** Task statement **
Locate and copy each line in the data that contains the word "Verdict".

---------- Exercise data ----------

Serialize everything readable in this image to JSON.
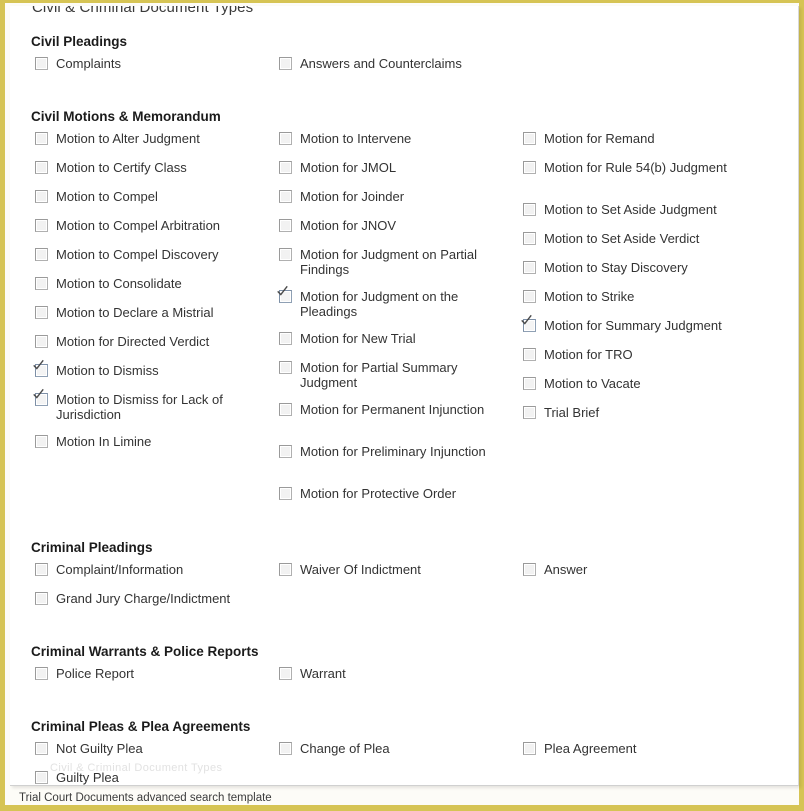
{
  "page": {
    "title": "Civil & Criminal Document Types",
    "watermark": "Civil & Criminal Document Types",
    "caption": "Trial Court Documents advanced search template",
    "accent_color": "#d6c454",
    "card_background": "#ffffff",
    "checkbox_checked_border": "#8fa0b4",
    "checkbox_unchecked_background": "#f2f2f2"
  },
  "sections": [
    {
      "id": "civil-pleadings",
      "title": "Civil Pleadings",
      "columns": [
        [
          {
            "label": "Complaints",
            "checked": false
          }
        ],
        [
          {
            "label": "Answers and Counterclaims",
            "checked": false
          }
        ],
        []
      ]
    },
    {
      "id": "civil-motions-memorandum",
      "title": "Civil Motions & Memorandum",
      "columns": [
        [
          {
            "label": "Motion to Alter Judgment",
            "checked": false
          },
          {
            "label": "Motion to Certify Class",
            "checked": false
          },
          {
            "label": "Motion to Compel",
            "checked": false
          },
          {
            "label": "Motion to Compel Arbitration",
            "checked": false
          },
          {
            "label": "Motion to Compel Discovery",
            "checked": false
          },
          {
            "label": "Motion to Consolidate",
            "checked": false
          },
          {
            "label": "Motion to Declare a Mistrial",
            "checked": false
          },
          {
            "label": "Motion for Directed Verdict",
            "checked": false
          },
          {
            "label": "Motion to Dismiss",
            "checked": true
          },
          {
            "label": "Motion to Dismiss for Lack of Jurisdiction",
            "checked": true,
            "lines": 2
          },
          {
            "label": "Motion In Limine",
            "checked": false
          }
        ],
        [
          {
            "label": "Motion to Intervene",
            "checked": false
          },
          {
            "label": "Motion for JMOL",
            "checked": false
          },
          {
            "label": "Motion for Joinder",
            "checked": false
          },
          {
            "label": "Motion for JNOV",
            "checked": false
          },
          {
            "label": "Motion for Judgment on Partial Findings",
            "checked": false,
            "lines": 2
          },
          {
            "label": "Motion for Judgment on the Pleadings",
            "checked": true,
            "lines": 2
          },
          {
            "label": "Motion for New Trial",
            "checked": false
          },
          {
            "label": "Motion for Partial Summary Judgment",
            "checked": false,
            "lines": 2
          },
          {
            "label": "Motion for Permanent Injunction",
            "checked": false,
            "lines": 2
          },
          {
            "label": "Motion for Preliminary Injunction",
            "checked": false,
            "lines": 2
          },
          {
            "label": "Motion for Protective Order",
            "checked": false
          }
        ],
        [
          {
            "label": "Motion for Remand",
            "checked": false
          },
          {
            "label": "Motion for Rule 54(b) Judgment",
            "checked": false,
            "lines": 2
          },
          {
            "label": "Motion to Set Aside Judgment",
            "checked": false
          },
          {
            "label": "Motion to Set Aside Verdict",
            "checked": false
          },
          {
            "label": "Motion to Stay Discovery",
            "checked": false
          },
          {
            "label": "Motion to Strike",
            "checked": false
          },
          {
            "label": "Motion for Summary Judgment",
            "checked": true
          },
          {
            "label": "Motion for TRO",
            "checked": false
          },
          {
            "label": "Motion to Vacate",
            "checked": false
          },
          {
            "label": "Trial Brief",
            "checked": false
          }
        ]
      ]
    },
    {
      "id": "criminal-pleadings",
      "title": "Criminal Pleadings",
      "columns": [
        [
          {
            "label": "Complaint/Information",
            "checked": false
          },
          {
            "label": "Grand Jury Charge/Indictment",
            "checked": false
          }
        ],
        [
          {
            "label": "Waiver Of Indictment",
            "checked": false
          }
        ],
        [
          {
            "label": "Answer",
            "checked": false
          }
        ]
      ]
    },
    {
      "id": "criminal-warrants-police-reports",
      "title": "Criminal Warrants & Police Reports",
      "columns": [
        [
          {
            "label": "Police Report",
            "checked": false
          }
        ],
        [
          {
            "label": "Warrant",
            "checked": false
          }
        ],
        []
      ]
    },
    {
      "id": "criminal-pleas-plea-agreements",
      "title": "Criminal Pleas & Plea Agreements",
      "columns": [
        [
          {
            "label": "Not Guilty Plea",
            "checked": false
          },
          {
            "label": "Guilty Plea",
            "checked": false
          }
        ],
        [
          {
            "label": "Change of Plea",
            "checked": false
          }
        ],
        [
          {
            "label": "Plea Agreement",
            "checked": false
          }
        ]
      ]
    }
  ],
  "section_offsets": [
    28,
    103,
    534,
    638,
    713
  ]
}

----------

** Exercise response **
            "label": "Motion for Directed Verdict",
            "label": "Motion to Set Aside Verdict",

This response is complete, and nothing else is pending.